Using the material below, copy every line where "стали" appears.

**Record set**
'''

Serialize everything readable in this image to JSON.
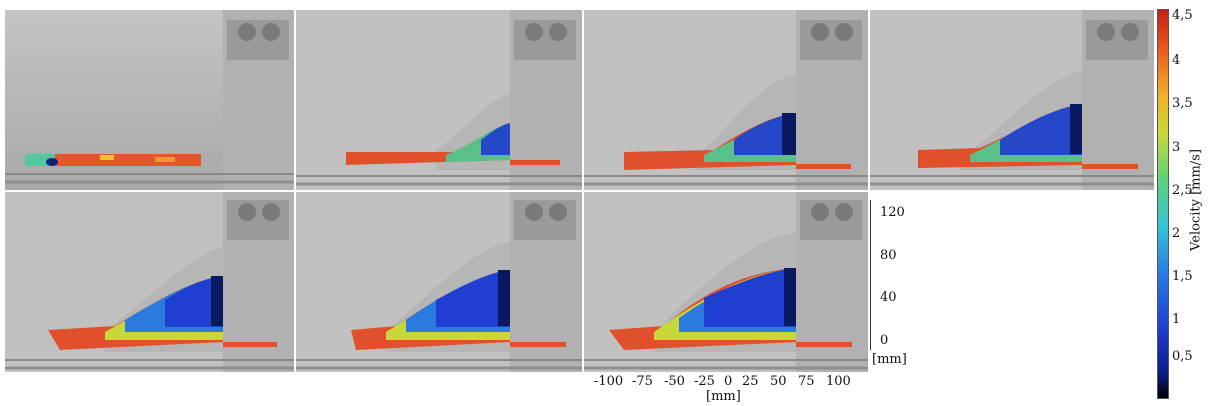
{
  "colorbar": {
    "title": "Velocity [mm/s]",
    "ticks": [
      "4,5",
      "4",
      "3,5",
      "3",
      "2,5",
      "2",
      "1,5",
      "1",
      "0,5"
    ],
    "colors": [
      "#000000",
      "#0a1a80",
      "#1f3fd0",
      "#2a7ae0",
      "#33c3d8",
      "#5ad27a",
      "#c8d83a",
      "#f0b028",
      "#ea5a1e",
      "#c81d14"
    ]
  },
  "y_axis": {
    "ticks": [
      "120",
      "80",
      "40",
      "0"
    ],
    "unit": "[mm]"
  },
  "x_axis": {
    "ticks": [
      "-100",
      "-75",
      "-50",
      "-25",
      "0",
      "25",
      "50",
      "75",
      "100"
    ],
    "unit": "[mm]"
  },
  "panels": [
    {
      "id": 1,
      "fill": 0.0
    },
    {
      "id": 2,
      "fill": 0.35
    },
    {
      "id": 3,
      "fill": 0.55
    },
    {
      "id": 4,
      "fill": 0.7
    },
    {
      "id": 5,
      "fill": 0.8
    },
    {
      "id": 6,
      "fill": 0.9
    },
    {
      "id": 7,
      "fill": 1.0
    }
  ]
}
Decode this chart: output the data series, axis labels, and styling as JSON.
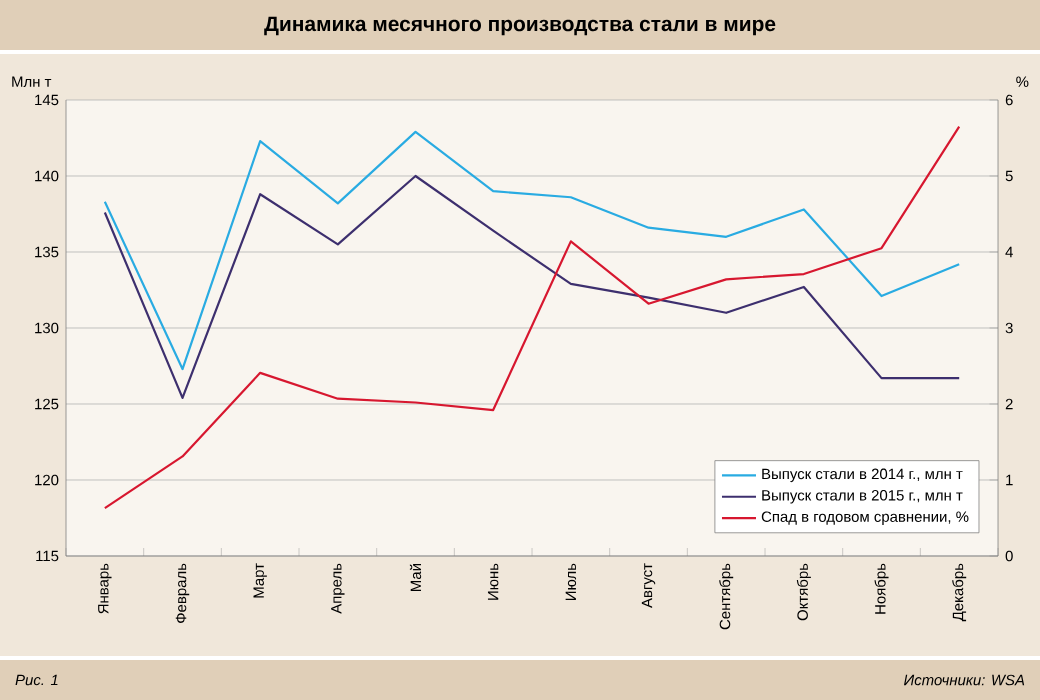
{
  "chart_data": {
    "type": "line",
    "title": "Динамика месячного производства стали в мире",
    "categories": [
      "Январь",
      "Февраль",
      "Март",
      "Апрель",
      "Май",
      "Июнь",
      "Июль",
      "Август",
      "Сентябрь",
      "Октябрь",
      "Ноябрь",
      "Декабрь"
    ],
    "series": [
      {
        "name": "Выпуск стали в 2014 г., млн т",
        "color": "#29abe2",
        "values": [
          138.3,
          127.3,
          142.3,
          138.2,
          142.9,
          139.0,
          138.6,
          136.6,
          136.0,
          137.8,
          132.1,
          134.2
        ]
      },
      {
        "name": "Выпуск стали в 2015 г., млн т",
        "color": "#3d2f6e",
        "values": [
          137.6,
          125.4,
          138.8,
          135.5,
          140.0,
          136.4,
          132.9,
          132.0,
          131.0,
          132.7,
          126.7,
          126.7
        ]
      },
      {
        "name": "Спад в годовом сравнении, %",
        "color": "#d7172f",
        "axis": "y2",
        "values": [
          0.63,
          1.31,
          2.41,
          2.07,
          2.02,
          1.92,
          4.14,
          3.32,
          3.64,
          3.71,
          4.05,
          5.65
        ]
      }
    ],
    "ylabel": "Млн т",
    "y2label": "%",
    "ylim": [
      115,
      145
    ],
    "yticks": [
      115,
      120,
      125,
      130,
      135,
      140,
      145
    ],
    "y2lim": [
      0,
      6
    ],
    "y2ticks": [
      0,
      1,
      2,
      3,
      4,
      5,
      6
    ],
    "grid": "y",
    "legend": "bottom right",
    "annotations": [
      "Рис. 1",
      "Источники: WSA"
    ]
  }
}
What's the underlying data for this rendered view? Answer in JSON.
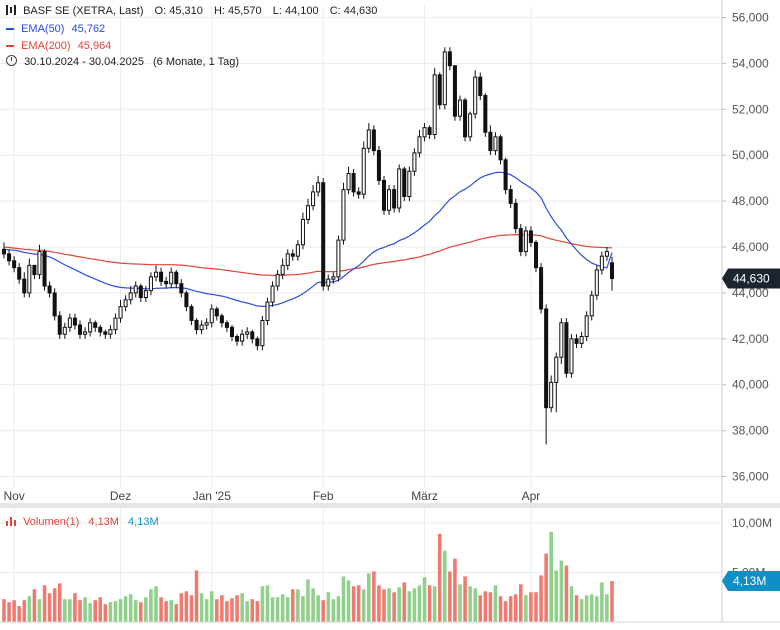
{
  "header": {
    "instrument": "BASF SE (XETRA, Last)",
    "ohlc": {
      "O_label": "O:",
      "O": "45,310",
      "H_label": "H:",
      "H": "45,570",
      "L_label": "L:",
      "L": "44,100",
      "C_label": "C:",
      "C": "44,630"
    },
    "ema50_label": "EMA(50)",
    "ema50_value": "45,762",
    "ema200_label": "EMA(200)",
    "ema200_value": "45,964",
    "range": "30.10.2024 - 30.04.2025",
    "range_detail": "(6 Monate, 1 Tag)"
  },
  "volume_legend": {
    "label": "Volumen(1)",
    "v1": "4,13M",
    "v2": "4,13M"
  },
  "colors": {
    "ema50": "#2b4fd8",
    "ema200": "#e0453a",
    "vol_up": "#8fd08a",
    "vol_down": "#ee7a70",
    "candle": "#111111",
    "price_badge": "#1c2430",
    "vol_badge": "#0e8fc7"
  },
  "chart_data": [
    {
      "type": "candlestick",
      "ylim": [
        35500,
        56500
      ],
      "yticks": [
        "36,000",
        "38,000",
        "40,000",
        "42,000",
        "44,000",
        "46,000",
        "48,000",
        "50,000",
        "52,000",
        "54,000",
        "56,000"
      ],
      "ytick_values": [
        36000,
        38000,
        40000,
        42000,
        44000,
        46000,
        48000,
        50000,
        52000,
        54000,
        56000
      ],
      "xticks": [
        "Nov",
        "Dez",
        "Jan '25",
        "Feb",
        "März",
        "Apr"
      ],
      "xtick_index": [
        2,
        23,
        41,
        63,
        83,
        104
      ],
      "last_price_badge": "44,630",
      "close": [
        45700,
        45400,
        45100,
        44600,
        44000,
        45200,
        44800,
        45800,
        44300,
        44000,
        43000,
        42200,
        42500,
        42900,
        42600,
        42200,
        42300,
        42700,
        42500,
        42300,
        42200,
        42400,
        42900,
        43400,
        43700,
        44000,
        44300,
        43800,
        44100,
        44700,
        44900,
        44500,
        44400,
        44900,
        44400,
        44000,
        43400,
        42800,
        42400,
        42600,
        42700,
        43300,
        43000,
        42700,
        42500,
        42100,
        41900,
        42200,
        42300,
        42000,
        41700,
        42800,
        43600,
        44300,
        44800,
        45200,
        45700,
        45600,
        46100,
        47200,
        47800,
        48400,
        48800,
        44300,
        44600,
        44700,
        46300,
        48500,
        49200,
        48400,
        48300,
        50300,
        51100,
        50200,
        48900,
        47600,
        48500,
        47700,
        49400,
        48200,
        49300,
        50100,
        50800,
        51200,
        50900,
        53500,
        52200,
        54500,
        53900,
        51700,
        52400,
        50800,
        51800,
        53400,
        52600,
        51000,
        50200,
        50800,
        49800,
        48500,
        47900,
        46800,
        45800,
        46700,
        46200,
        45100,
        43300,
        39000,
        40100,
        41200,
        42700,
        40500,
        42000,
        41800,
        42100,
        43000,
        43900,
        45000,
        45600,
        45800,
        44630
      ],
      "open": [
        45900,
        45700,
        45400,
        45100,
        44600,
        44000,
        45200,
        44800,
        45800,
        44300,
        44000,
        43000,
        42200,
        42500,
        42900,
        42600,
        42200,
        42300,
        42700,
        42500,
        42300,
        42200,
        42400,
        42900,
        43400,
        43700,
        44000,
        44300,
        43800,
        44100,
        44700,
        44900,
        44500,
        44400,
        44900,
        44400,
        44000,
        43400,
        42800,
        42400,
        42600,
        42700,
        43300,
        43000,
        42700,
        42500,
        42100,
        41900,
        42200,
        42300,
        42000,
        41700,
        42800,
        43600,
        44300,
        44800,
        45200,
        45700,
        45600,
        46100,
        47200,
        47800,
        48400,
        48800,
        44300,
        44600,
        44700,
        46300,
        48500,
        49200,
        48400,
        48300,
        50300,
        51100,
        50200,
        48900,
        47600,
        48500,
        47700,
        49400,
        48200,
        49300,
        50100,
        50800,
        51200,
        50900,
        53500,
        52200,
        54500,
        53900,
        51700,
        52400,
        50800,
        51800,
        53400,
        52600,
        51000,
        50200,
        50800,
        49800,
        48500,
        47900,
        46800,
        45800,
        46700,
        46200,
        45100,
        43300,
        39000,
        40100,
        41200,
        42700,
        40500,
        42000,
        41800,
        42100,
        43000,
        43900,
        45000,
        45600,
        45310
      ],
      "high": [
        46200,
        45900,
        45600,
        45300,
        44900,
        45500,
        45100,
        46100,
        45900,
        44500,
        44200,
        43200,
        42700,
        43100,
        43100,
        42800,
        42500,
        42900,
        42800,
        42600,
        42400,
        42600,
        43100,
        43700,
        43900,
        44300,
        44500,
        44400,
        44300,
        44900,
        45200,
        45100,
        44700,
        45100,
        45000,
        44600,
        44100,
        43500,
        42900,
        42800,
        42900,
        43500,
        43400,
        43100,
        42800,
        42600,
        42200,
        42400,
        42500,
        42400,
        42100,
        43000,
        43800,
        44500,
        45000,
        45500,
        45900,
        45900,
        46300,
        47500,
        48100,
        48700,
        49100,
        49000,
        44800,
        44900,
        46500,
        48800,
        49500,
        49400,
        48600,
        50600,
        51400,
        51300,
        50400,
        49100,
        48700,
        48700,
        49600,
        49500,
        49500,
        50300,
        51100,
        51400,
        51300,
        53800,
        53600,
        54700,
        54700,
        53900,
        52600,
        52500,
        51900,
        53700,
        53600,
        52700,
        51300,
        51000,
        50900,
        49900,
        48700,
        48100,
        47000,
        46900,
        46900,
        46300,
        45300,
        43500,
        40400,
        41400,
        42900,
        42900,
        42200,
        42200,
        42300,
        43200,
        44100,
        45200,
        45800,
        46000,
        45570
      ],
      "low": [
        45500,
        45200,
        44900,
        44400,
        43800,
        43800,
        44600,
        44600,
        44100,
        43800,
        42800,
        42000,
        42000,
        42300,
        42400,
        42000,
        42000,
        42100,
        42300,
        42100,
        42000,
        42000,
        42200,
        42700,
        43200,
        43500,
        43800,
        43600,
        43600,
        43900,
        44500,
        44300,
        44200,
        44200,
        44200,
        43800,
        43200,
        42600,
        42200,
        42200,
        42400,
        42500,
        42800,
        42500,
        42300,
        41900,
        41700,
        41700,
        42000,
        41800,
        41500,
        41500,
        42600,
        43400,
        44100,
        44600,
        45000,
        45400,
        45400,
        45900,
        47000,
        47600,
        48200,
        44100,
        44100,
        44400,
        44500,
        46100,
        48300,
        48200,
        48100,
        48100,
        50100,
        50000,
        48700,
        47400,
        47400,
        47500,
        47500,
        48000,
        48000,
        49100,
        49900,
        50600,
        50700,
        50700,
        52000,
        52000,
        53700,
        51500,
        51500,
        50600,
        50600,
        51600,
        52400,
        50800,
        50000,
        50000,
        49600,
        48300,
        47700,
        46600,
        45600,
        45600,
        46000,
        44900,
        43100,
        37400,
        38800,
        38800,
        40900,
        40300,
        40300,
        41600,
        41600,
        41900,
        42800,
        43700,
        44800,
        45400,
        44100
      ],
      "ema50": [
        45900,
        45880,
        45860,
        45820,
        45760,
        45730,
        45690,
        45690,
        45630,
        45570,
        45470,
        45340,
        45220,
        45120,
        45010,
        44900,
        44790,
        44700,
        44600,
        44510,
        44420,
        44340,
        44280,
        44240,
        44220,
        44210,
        44210,
        44190,
        44180,
        44180,
        44200,
        44210,
        44210,
        44230,
        44230,
        44220,
        44190,
        44130,
        44070,
        44020,
        43970,
        43940,
        43900,
        43860,
        43810,
        43740,
        43670,
        43610,
        43560,
        43500,
        43430,
        43410,
        43420,
        43450,
        43500,
        43570,
        43660,
        43740,
        43840,
        43970,
        44120,
        44290,
        44460,
        44460,
        44470,
        44480,
        44550,
        44710,
        44890,
        45040,
        45180,
        45380,
        45610,
        45790,
        45910,
        45980,
        46080,
        46140,
        46280,
        46360,
        46480,
        46620,
        46780,
        46960,
        47120,
        47370,
        47560,
        47830,
        48070,
        48230,
        48410,
        48520,
        48660,
        48850,
        49010,
        49110,
        49180,
        49240,
        49260,
        49220,
        49150,
        49020,
        48850,
        48710,
        48570,
        48390,
        48150,
        47700,
        47320,
        46990,
        46740,
        46390,
        46130,
        45870,
        45640,
        45450,
        45300,
        45210,
        45140,
        45090,
        45762
      ],
      "ema200": [
        46000,
        45980,
        45950,
        45930,
        45900,
        45890,
        45860,
        45860,
        45840,
        45810,
        45770,
        45730,
        45680,
        45650,
        45610,
        45570,
        45530,
        45490,
        45460,
        45420,
        45380,
        45350,
        45320,
        45300,
        45280,
        45270,
        45260,
        45250,
        45240,
        45230,
        45230,
        45230,
        45230,
        45230,
        45220,
        45210,
        45190,
        45160,
        45130,
        45100,
        45080,
        45060,
        45040,
        45010,
        44980,
        44950,
        44920,
        44890,
        44860,
        44830,
        44800,
        44780,
        44770,
        44760,
        44760,
        44770,
        44780,
        44790,
        44800,
        44830,
        44860,
        44900,
        44940,
        44930,
        44930,
        44930,
        44940,
        44970,
        45010,
        45050,
        45080,
        45130,
        45190,
        45240,
        45280,
        45310,
        45340,
        45370,
        45410,
        45440,
        45480,
        45520,
        45570,
        45630,
        45680,
        45760,
        45820,
        45910,
        45990,
        46050,
        46110,
        46160,
        46210,
        46280,
        46340,
        46390,
        46430,
        46470,
        46500,
        46520,
        46530,
        46540,
        46530,
        46530,
        46530,
        46520,
        46490,
        46410,
        46350,
        46290,
        46250,
        46190,
        46150,
        46100,
        46060,
        46030,
        46000,
        45990,
        45980,
        45970,
        45964
      ]
    },
    {
      "type": "bar",
      "series_name": "Volumen(1)",
      "ylim": [
        0,
        11500000
      ],
      "yticks": [
        "5,00M",
        "10,00M"
      ],
      "ytick_values": [
        5000000,
        10000000
      ],
      "last_volume_badge": "4,13M",
      "values": [
        2300000,
        2000000,
        2200000,
        1600000,
        2200000,
        2600000,
        3300000,
        2300000,
        3700000,
        2900000,
        3400000,
        3900000,
        2300000,
        2300000,
        2900000,
        2200000,
        2500000,
        1900000,
        2200000,
        2500000,
        1800000,
        2000000,
        2100000,
        2300000,
        2600000,
        2800000,
        2200000,
        2000000,
        2500000,
        3300000,
        3600000,
        2500000,
        2100000,
        2200000,
        1800000,
        2900000,
        3100000,
        2700000,
        5200000,
        2900000,
        2300000,
        3100000,
        2300000,
        2700000,
        2100000,
        2400000,
        2700000,
        2900000,
        2100000,
        2300000,
        2100000,
        3600000,
        3700000,
        2500000,
        2500000,
        2800000,
        2500000,
        3300000,
        3300000,
        2600000,
        4300000,
        3400000,
        2700000,
        2200000,
        3000000,
        2300000,
        2600000,
        4600000,
        4200000,
        3600000,
        3700000,
        3300000,
        4900000,
        5100000,
        3700000,
        3300000,
        3400000,
        3000000,
        3500000,
        4000000,
        3100000,
        3400000,
        3700000,
        4500000,
        3700000,
        3600000,
        8900000,
        7200000,
        5100000,
        6400000,
        3800000,
        4600000,
        3600000,
        3400000,
        2700000,
        3100000,
        3000000,
        3700000,
        2600000,
        2100000,
        2600000,
        2800000,
        3800000,
        2700000,
        3000000,
        3000000,
        4700000,
        6900000,
        9100000,
        5200000,
        6200000,
        5700000,
        3600000,
        2700000,
        2300000,
        2700000,
        2800000,
        2600000,
        4000000,
        2800000,
        4130000
      ]
    }
  ]
}
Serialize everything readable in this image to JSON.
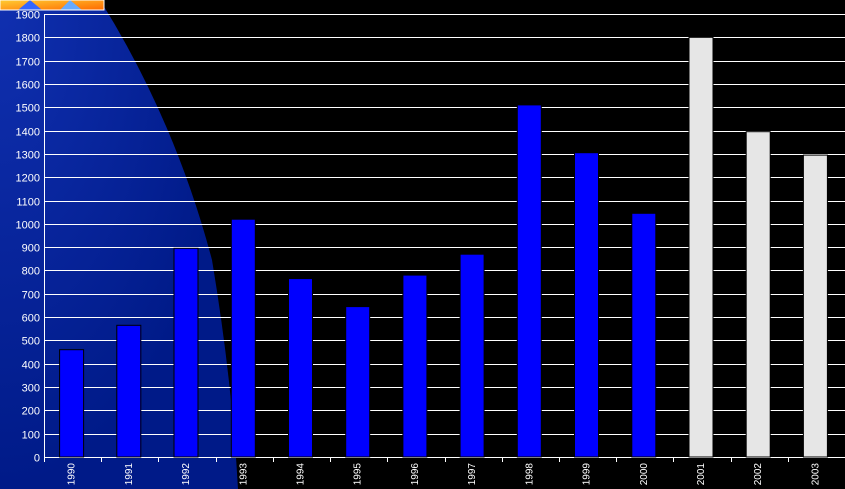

'''

**Final answer**
    "title": "Динамика месячного производства стали в мире",
        "name": "Выпуск стали в 2014 г., млн т",
        "name": "Выпуск стали в 2015 г., млн т",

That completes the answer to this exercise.